Stored data entries
------------------------------------------------------------------------

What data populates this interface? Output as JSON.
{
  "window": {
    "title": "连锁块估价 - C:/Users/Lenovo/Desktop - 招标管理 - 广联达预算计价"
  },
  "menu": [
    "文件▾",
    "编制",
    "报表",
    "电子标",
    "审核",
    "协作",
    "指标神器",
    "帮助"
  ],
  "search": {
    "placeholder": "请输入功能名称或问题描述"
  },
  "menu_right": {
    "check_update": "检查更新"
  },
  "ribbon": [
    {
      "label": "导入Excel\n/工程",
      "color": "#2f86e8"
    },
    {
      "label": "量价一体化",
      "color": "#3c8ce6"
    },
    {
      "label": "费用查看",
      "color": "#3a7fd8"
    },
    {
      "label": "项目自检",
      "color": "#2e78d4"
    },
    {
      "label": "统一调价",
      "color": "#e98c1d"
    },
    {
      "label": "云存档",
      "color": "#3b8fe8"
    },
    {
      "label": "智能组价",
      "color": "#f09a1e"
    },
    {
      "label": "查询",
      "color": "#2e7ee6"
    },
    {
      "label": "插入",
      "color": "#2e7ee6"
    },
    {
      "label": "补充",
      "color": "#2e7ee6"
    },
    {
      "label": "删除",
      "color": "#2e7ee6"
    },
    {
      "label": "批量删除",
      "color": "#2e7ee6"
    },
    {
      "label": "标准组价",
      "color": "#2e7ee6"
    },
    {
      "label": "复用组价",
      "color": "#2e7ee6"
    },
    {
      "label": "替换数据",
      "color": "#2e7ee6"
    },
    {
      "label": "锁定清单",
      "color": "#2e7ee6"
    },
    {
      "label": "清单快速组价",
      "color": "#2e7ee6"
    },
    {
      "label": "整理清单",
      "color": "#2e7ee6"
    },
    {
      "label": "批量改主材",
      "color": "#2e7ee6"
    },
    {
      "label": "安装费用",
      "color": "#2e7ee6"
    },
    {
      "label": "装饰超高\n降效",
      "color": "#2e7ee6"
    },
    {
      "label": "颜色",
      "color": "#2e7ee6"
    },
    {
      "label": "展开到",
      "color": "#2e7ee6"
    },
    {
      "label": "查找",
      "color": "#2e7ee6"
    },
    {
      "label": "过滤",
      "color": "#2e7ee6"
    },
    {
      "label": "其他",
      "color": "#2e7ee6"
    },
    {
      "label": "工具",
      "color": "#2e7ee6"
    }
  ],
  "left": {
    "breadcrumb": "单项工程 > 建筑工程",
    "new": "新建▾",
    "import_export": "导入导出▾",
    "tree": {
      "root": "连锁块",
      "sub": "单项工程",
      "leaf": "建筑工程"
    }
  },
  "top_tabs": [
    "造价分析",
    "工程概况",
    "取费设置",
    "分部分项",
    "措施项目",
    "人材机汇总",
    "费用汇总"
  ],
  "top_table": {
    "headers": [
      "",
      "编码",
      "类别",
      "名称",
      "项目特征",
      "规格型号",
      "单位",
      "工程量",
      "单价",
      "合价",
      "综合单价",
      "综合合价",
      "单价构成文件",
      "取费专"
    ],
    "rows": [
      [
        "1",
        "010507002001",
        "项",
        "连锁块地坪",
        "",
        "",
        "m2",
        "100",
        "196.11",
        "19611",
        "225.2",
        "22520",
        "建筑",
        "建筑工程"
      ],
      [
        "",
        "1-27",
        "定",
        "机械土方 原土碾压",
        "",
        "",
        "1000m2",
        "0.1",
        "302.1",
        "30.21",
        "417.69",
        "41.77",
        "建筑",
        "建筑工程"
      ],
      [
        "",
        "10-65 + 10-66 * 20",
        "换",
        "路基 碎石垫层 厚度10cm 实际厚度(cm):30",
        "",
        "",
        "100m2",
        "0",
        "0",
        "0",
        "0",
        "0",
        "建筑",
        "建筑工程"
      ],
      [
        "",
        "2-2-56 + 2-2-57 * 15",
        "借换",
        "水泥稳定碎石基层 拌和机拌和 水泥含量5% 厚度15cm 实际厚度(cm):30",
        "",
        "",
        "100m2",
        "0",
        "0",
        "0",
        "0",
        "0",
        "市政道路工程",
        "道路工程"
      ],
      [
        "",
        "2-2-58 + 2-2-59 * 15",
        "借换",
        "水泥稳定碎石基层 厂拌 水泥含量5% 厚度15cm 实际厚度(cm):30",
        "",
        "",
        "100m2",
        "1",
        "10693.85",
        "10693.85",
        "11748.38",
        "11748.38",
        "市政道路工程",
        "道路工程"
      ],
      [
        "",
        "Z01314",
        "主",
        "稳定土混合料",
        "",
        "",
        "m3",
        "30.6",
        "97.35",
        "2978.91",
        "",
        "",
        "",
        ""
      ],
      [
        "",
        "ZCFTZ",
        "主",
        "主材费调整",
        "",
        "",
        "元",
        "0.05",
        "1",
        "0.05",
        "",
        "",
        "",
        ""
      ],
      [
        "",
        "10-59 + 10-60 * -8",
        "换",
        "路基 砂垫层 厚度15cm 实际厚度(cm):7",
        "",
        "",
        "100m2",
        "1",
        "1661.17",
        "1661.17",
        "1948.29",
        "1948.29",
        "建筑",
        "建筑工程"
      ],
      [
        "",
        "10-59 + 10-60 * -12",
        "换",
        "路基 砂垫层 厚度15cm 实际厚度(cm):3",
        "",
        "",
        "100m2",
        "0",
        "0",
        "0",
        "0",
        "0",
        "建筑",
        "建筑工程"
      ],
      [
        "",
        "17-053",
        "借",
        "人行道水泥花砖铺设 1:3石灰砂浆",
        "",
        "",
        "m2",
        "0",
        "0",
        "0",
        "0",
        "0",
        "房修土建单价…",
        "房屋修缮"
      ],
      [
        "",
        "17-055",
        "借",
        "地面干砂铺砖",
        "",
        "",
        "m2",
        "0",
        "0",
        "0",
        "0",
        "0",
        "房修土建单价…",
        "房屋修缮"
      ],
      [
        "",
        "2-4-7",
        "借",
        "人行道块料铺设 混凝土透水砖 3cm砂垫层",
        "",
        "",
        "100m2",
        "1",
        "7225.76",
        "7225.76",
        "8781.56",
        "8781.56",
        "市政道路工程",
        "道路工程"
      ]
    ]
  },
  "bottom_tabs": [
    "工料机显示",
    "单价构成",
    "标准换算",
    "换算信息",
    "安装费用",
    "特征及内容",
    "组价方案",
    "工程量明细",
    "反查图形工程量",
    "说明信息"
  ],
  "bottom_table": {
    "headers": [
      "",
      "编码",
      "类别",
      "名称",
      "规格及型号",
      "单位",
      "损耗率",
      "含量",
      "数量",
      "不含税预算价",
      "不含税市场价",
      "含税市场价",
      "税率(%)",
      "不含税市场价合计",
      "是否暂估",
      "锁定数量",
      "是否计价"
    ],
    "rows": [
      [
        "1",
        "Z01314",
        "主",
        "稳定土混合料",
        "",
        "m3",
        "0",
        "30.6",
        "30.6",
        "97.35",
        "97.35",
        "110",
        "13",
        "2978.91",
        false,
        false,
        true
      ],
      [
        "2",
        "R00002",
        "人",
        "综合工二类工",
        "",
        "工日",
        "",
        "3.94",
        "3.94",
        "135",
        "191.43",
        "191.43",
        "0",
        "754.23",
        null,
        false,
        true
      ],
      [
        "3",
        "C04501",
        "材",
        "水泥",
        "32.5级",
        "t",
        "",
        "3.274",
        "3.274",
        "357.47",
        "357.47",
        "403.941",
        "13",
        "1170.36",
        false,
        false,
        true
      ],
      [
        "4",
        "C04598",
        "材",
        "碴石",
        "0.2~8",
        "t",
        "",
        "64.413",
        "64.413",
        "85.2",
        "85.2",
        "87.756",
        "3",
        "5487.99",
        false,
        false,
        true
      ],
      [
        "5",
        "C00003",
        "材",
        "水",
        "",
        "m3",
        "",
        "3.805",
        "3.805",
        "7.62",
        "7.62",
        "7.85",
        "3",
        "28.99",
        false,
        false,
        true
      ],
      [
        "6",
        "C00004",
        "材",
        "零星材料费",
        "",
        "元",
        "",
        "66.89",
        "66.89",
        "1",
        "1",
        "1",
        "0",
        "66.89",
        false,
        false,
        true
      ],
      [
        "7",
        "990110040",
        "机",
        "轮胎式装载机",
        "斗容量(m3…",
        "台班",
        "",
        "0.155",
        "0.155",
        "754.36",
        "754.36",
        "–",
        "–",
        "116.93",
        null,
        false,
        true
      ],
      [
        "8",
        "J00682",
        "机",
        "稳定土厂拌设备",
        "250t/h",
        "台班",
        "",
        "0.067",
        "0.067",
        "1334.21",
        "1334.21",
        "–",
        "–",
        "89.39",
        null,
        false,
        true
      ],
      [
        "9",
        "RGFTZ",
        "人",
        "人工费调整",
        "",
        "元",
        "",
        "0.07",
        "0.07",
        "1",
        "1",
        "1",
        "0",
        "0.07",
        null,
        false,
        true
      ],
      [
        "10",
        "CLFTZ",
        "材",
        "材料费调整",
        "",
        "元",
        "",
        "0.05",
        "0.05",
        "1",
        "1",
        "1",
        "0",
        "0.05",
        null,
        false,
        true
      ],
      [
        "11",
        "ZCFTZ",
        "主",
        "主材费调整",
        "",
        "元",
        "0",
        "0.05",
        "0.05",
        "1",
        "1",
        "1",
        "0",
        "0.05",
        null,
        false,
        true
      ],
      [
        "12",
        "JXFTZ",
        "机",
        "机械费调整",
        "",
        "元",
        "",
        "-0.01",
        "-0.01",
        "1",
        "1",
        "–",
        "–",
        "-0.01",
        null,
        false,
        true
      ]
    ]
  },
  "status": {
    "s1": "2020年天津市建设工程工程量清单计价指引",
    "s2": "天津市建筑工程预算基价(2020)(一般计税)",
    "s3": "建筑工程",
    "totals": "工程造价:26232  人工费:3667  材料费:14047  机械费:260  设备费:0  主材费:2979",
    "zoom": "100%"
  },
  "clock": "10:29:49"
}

------------------------------------------------------------------------

Filter the records for lines holding the string "实际厚度". Copy each one.

§ **The reply**
        "路基 碎石垫层 厚度10cm 实际厚度(cm):30",
        "水泥稳定碎石基层 拌和机拌和 水泥含量5% 厚度15cm 实际厚度(cm):30",
        "水泥稳定碎石基层 厂拌 水泥含量5% 厚度15cm 实际厚度(cm):30",
        "路基 砂垫层 厚度15cm 实际厚度(cm):7",
        "路基 砂垫层 厚度15cm 实际厚度(cm):3",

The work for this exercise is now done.